**CHALLENGE:**
Below are some records. Copy every line in them that holds "Land".

[Start of WORKING DATA]

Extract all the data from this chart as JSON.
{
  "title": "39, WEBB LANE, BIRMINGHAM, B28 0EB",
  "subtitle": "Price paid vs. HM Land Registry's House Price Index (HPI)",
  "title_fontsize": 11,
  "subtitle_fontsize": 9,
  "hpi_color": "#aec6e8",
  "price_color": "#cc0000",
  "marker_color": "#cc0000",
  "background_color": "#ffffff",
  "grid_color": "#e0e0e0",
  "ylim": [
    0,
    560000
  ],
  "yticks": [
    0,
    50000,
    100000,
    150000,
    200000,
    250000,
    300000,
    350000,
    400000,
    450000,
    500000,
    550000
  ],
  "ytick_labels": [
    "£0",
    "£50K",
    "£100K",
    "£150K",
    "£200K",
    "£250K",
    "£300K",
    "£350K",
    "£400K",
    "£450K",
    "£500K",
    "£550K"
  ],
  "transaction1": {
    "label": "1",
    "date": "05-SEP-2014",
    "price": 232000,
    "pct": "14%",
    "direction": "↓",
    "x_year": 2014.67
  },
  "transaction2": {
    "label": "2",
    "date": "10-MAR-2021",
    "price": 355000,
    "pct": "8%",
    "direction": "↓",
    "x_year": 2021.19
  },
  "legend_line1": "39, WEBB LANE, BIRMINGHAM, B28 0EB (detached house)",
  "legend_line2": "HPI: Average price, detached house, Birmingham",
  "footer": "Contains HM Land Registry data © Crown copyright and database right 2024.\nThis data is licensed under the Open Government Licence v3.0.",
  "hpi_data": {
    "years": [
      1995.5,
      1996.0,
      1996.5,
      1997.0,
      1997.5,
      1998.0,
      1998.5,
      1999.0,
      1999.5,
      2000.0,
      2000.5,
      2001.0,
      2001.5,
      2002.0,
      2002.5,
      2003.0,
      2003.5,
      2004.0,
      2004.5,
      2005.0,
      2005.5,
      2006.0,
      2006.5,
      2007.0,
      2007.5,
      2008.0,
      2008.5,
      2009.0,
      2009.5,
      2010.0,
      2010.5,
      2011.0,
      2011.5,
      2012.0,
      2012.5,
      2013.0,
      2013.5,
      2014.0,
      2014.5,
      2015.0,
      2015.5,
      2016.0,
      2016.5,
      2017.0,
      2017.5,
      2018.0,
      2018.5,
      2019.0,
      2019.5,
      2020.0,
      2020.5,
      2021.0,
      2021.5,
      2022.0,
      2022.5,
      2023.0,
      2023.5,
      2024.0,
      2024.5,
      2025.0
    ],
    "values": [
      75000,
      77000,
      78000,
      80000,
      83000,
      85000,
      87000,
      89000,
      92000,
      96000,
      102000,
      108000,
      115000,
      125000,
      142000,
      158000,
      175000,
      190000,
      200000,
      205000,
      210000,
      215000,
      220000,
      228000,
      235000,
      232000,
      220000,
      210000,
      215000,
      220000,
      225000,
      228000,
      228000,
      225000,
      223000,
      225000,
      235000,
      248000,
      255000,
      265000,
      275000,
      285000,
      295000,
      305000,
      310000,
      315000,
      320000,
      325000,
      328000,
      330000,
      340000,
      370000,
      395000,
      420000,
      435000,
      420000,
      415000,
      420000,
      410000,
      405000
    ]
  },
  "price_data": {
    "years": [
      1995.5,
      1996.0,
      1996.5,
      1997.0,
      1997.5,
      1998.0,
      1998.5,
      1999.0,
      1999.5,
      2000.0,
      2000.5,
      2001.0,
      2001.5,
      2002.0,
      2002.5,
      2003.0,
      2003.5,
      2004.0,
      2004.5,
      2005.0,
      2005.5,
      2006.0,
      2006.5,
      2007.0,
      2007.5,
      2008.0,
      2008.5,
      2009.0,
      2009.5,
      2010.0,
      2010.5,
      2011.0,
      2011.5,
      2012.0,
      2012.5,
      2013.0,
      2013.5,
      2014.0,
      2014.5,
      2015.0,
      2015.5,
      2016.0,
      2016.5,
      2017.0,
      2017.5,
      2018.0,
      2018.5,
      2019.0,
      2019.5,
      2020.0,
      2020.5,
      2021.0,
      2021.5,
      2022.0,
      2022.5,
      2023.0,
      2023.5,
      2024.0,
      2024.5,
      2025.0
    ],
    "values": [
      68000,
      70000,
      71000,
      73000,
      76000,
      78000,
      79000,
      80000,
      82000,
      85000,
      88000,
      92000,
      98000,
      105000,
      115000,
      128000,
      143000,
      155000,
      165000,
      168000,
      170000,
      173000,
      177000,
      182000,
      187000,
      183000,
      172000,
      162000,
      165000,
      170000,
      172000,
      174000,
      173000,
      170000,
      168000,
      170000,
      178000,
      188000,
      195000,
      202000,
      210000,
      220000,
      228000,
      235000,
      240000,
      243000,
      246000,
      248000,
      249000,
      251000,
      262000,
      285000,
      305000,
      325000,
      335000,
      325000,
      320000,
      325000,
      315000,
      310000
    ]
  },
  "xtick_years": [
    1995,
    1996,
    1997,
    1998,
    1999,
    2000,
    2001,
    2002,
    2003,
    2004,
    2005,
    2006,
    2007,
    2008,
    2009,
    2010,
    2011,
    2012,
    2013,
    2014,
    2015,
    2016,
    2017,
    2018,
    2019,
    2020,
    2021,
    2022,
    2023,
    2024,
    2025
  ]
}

[End of WORKING DATA]

**ANSWER:**
  "subtitle": "Price paid vs. HM Land Registry's House Price Index (HPI)",
  "footer": "Contains HM Land Registry data © Crown copyright and database right 2024.\nThis data is licensed under the Open Government Licence v3.0.",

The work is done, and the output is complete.